**STATED GOAL**
Give only the count of lines containing "demons".

+++ ENTRIES SHOWN

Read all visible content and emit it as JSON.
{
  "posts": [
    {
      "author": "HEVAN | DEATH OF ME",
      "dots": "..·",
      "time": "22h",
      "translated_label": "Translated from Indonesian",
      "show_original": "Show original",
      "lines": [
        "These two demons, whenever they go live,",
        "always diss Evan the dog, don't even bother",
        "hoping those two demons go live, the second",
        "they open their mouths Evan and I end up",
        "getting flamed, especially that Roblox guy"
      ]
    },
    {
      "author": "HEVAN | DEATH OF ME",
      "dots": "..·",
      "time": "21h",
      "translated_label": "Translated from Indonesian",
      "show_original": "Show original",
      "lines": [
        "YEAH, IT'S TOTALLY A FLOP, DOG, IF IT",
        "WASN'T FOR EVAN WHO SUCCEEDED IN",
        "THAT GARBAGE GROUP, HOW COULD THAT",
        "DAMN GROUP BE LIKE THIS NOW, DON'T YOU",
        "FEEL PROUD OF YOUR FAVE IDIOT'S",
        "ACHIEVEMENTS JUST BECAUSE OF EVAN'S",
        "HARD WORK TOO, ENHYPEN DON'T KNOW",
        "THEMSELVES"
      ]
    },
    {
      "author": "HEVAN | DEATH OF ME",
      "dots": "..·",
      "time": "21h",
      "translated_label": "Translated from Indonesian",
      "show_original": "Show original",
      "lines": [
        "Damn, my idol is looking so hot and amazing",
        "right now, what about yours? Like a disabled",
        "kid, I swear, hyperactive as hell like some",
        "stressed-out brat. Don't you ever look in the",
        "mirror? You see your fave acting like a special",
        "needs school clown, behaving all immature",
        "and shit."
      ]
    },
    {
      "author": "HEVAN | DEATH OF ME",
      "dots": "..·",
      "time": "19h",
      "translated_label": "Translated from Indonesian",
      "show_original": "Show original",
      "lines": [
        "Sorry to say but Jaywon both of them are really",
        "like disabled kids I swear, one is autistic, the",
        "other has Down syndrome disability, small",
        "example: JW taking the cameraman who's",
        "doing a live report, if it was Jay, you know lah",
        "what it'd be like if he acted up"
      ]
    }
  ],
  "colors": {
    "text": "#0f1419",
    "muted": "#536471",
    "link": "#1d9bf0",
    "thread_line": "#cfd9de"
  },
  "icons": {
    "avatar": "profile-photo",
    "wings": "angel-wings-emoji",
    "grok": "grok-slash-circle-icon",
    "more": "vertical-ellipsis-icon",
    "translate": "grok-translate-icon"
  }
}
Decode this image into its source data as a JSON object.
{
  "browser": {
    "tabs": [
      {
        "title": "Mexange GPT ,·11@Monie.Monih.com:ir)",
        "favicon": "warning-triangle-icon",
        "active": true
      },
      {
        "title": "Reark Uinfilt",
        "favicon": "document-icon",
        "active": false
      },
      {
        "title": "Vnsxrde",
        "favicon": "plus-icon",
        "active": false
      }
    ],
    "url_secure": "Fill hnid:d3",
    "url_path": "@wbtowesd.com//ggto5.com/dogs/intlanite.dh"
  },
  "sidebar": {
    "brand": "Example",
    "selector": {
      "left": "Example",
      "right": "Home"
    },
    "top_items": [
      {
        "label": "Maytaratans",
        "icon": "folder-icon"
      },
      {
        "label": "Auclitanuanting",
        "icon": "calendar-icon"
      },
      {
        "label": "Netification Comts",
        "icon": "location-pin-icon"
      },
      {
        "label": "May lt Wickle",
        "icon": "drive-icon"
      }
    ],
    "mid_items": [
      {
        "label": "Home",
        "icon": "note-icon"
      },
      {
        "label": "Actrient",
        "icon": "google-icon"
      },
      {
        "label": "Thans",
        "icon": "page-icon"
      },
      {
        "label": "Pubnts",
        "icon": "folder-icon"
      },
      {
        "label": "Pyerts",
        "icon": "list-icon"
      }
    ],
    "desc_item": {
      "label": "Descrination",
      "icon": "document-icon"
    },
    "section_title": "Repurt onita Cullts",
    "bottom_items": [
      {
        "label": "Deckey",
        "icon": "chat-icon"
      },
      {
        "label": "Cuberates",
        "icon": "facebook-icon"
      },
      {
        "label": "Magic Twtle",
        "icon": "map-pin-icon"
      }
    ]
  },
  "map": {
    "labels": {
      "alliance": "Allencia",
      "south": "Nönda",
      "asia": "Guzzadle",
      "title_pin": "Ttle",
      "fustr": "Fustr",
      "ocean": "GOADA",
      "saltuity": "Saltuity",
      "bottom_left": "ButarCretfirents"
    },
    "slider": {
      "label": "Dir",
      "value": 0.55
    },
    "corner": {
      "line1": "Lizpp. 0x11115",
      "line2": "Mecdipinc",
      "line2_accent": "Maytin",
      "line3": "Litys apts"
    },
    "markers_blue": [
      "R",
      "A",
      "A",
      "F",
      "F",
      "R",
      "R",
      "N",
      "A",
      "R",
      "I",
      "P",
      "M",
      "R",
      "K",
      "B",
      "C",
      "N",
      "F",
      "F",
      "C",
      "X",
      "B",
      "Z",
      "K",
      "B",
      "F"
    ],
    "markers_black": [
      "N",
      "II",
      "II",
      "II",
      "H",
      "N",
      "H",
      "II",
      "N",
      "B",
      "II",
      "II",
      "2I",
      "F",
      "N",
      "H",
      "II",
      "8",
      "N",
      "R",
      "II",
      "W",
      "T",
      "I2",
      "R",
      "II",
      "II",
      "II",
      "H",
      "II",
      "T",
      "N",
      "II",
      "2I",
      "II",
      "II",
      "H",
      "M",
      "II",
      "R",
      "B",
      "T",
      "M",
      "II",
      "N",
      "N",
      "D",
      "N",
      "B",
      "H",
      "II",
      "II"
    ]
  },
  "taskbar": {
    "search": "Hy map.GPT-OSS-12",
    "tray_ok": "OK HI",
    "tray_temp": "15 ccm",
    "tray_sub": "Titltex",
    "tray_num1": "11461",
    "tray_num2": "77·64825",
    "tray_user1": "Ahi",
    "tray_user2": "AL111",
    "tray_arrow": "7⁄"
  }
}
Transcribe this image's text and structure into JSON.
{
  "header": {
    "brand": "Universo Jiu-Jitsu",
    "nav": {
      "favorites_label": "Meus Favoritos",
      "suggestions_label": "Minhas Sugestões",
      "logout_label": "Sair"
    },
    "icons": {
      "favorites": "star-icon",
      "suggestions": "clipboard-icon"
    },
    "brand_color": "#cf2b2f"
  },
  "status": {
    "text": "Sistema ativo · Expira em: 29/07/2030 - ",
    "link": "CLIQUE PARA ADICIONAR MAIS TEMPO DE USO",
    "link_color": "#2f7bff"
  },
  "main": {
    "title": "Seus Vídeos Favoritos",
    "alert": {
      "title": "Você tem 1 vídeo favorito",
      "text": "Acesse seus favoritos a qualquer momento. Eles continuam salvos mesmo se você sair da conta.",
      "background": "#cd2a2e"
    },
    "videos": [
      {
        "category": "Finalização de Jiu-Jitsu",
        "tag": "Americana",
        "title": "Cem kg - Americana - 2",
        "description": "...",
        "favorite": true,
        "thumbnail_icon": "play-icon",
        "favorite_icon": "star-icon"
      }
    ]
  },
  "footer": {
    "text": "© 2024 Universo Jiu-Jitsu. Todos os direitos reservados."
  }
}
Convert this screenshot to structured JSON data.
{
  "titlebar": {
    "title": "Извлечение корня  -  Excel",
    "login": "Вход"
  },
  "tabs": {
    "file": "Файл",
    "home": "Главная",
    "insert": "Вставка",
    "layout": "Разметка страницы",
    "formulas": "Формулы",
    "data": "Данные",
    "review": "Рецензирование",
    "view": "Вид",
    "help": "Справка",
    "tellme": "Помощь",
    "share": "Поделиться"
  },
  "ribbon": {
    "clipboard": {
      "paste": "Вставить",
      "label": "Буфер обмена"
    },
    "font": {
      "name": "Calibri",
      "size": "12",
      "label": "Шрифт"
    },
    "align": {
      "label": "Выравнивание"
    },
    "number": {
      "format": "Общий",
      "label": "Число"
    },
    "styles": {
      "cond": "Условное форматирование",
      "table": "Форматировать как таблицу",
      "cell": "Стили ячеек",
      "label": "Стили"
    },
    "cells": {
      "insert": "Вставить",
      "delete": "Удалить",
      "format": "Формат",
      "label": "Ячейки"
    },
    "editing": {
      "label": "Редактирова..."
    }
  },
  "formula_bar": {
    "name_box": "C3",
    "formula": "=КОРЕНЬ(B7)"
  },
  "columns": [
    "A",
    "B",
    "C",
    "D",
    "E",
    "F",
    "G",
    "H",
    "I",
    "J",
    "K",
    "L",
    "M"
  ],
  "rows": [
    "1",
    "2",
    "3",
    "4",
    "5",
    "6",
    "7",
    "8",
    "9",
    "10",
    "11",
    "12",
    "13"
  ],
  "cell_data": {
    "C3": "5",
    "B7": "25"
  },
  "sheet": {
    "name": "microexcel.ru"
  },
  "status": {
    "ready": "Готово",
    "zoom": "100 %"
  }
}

++++++

**THE REPLY**
2